Il quesito: Secondo l'articolo sul Museo Missionario Etnologico, quali paesi e regioni sono attualmente pronti? Rispondi per favore con una sola frase.

VATICANO - Inaugurata una prima parte del Museo Missionario Etnologico, “l’unica base di un possibile dialogo tra fede e cultura”. Oltre 100.000 opere suddivise in due diversi percorsi e quattro sezioni

mercoledì, 21 giugno 2006

Città del Vaticano (Agenzia Fides) - “Il Museo Missionario Etnologico mette in evidenza la ricchezza delle diversità e l’intenzione dei missionari di salvaguardarle, recepirle e difenderle come un valore” dice a Fides Mons. Roberto Zagnoli, Direttore del Museo Missionario Etnologico che dopo 5 anni dedicati alla ristrutturazione e alla tutela dal degrado delle opere esposte, è stato riaperto al pubblico. Nato per raccogliere opere e testimonianze che le comunità missionarie hanno inviato alla Santa Sede, il Museo ospita oltre 100.000 opere suddivise in due diversi percorsi, uno aperto al pubblico e un altro riservato a studiosi ed esperti. Quattro grandi sezioni, una per ogni continente (esclusa l'Europa), si scompongono poi in altri 26 sottogruppi riferiti alle singole nazioni e regioni. Attualmente sono pronte Cina, Giappone, Corea, Tibet e Mongolia.

Materiale fornito:

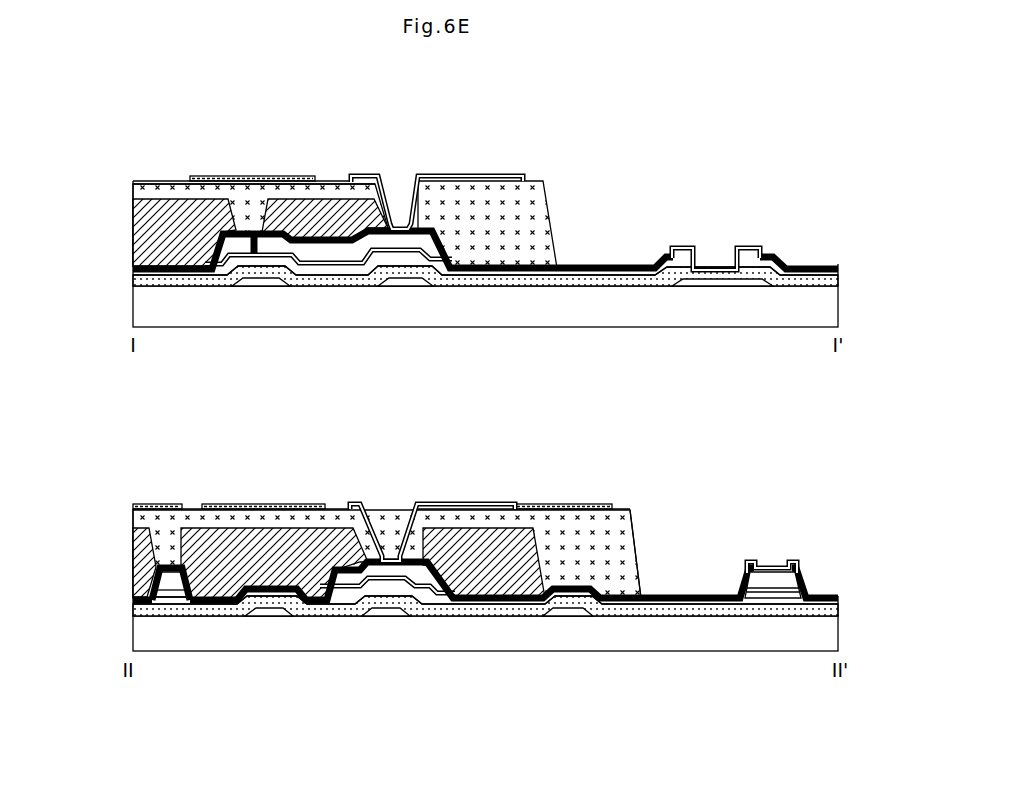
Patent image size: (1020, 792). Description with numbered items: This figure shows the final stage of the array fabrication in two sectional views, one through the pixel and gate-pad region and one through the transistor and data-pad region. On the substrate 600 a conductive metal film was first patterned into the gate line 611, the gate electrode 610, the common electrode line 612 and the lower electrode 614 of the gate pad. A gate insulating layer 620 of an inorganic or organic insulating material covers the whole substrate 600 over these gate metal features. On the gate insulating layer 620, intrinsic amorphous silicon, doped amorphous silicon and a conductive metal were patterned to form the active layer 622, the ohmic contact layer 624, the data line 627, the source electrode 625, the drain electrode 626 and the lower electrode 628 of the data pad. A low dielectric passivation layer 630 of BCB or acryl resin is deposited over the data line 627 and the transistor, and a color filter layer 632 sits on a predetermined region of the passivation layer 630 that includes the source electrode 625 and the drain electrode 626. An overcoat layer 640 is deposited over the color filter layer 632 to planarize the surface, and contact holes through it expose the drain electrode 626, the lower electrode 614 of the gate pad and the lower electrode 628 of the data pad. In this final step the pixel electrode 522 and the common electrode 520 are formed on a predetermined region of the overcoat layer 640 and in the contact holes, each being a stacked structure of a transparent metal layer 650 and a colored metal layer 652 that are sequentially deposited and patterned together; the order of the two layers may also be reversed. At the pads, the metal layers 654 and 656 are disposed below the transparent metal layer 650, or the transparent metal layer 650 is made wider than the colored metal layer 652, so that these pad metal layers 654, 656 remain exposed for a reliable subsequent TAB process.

The common electrode 520 is at (180, 162).
The pixel electrode 522 is at (435, 165).
The substrate 600 is at (770, 313).
The gate electrode 610 is at (262, 288).
The gate line 611 is at (270, 618).
The common electrode line 612 is at (401, 287).
The lower electrode of a gate pad 614 is at (717, 287).
The gate insulating layer 620 is at (584, 285).
The active layer 622 is at (335, 267).
The ohmic contact layer 624 is at (372, 262).
The source electrode 625 is at (250, 239).
The drain electrode 626 is at (272, 228).
The data line 627 is at (170, 570).
The lower electrode of a data pad 628 is at (756, 580).
The passivation layer 630 is at (444, 240).
The color filter layer 632 is at (345, 215).
The overcoat layer 640 is at (518, 190).
The transparent metal layer 650 is at (190, 180).
The colored metal layer 652 is at (240, 175).
The metal layer formed at the pad 654 is at (714, 252).
The metal layer formed at the pad 656 is at (772, 552).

Risultato del compito: Attualmente sono pronti Cina, Giappone, Corea, Tibet e Mongolia.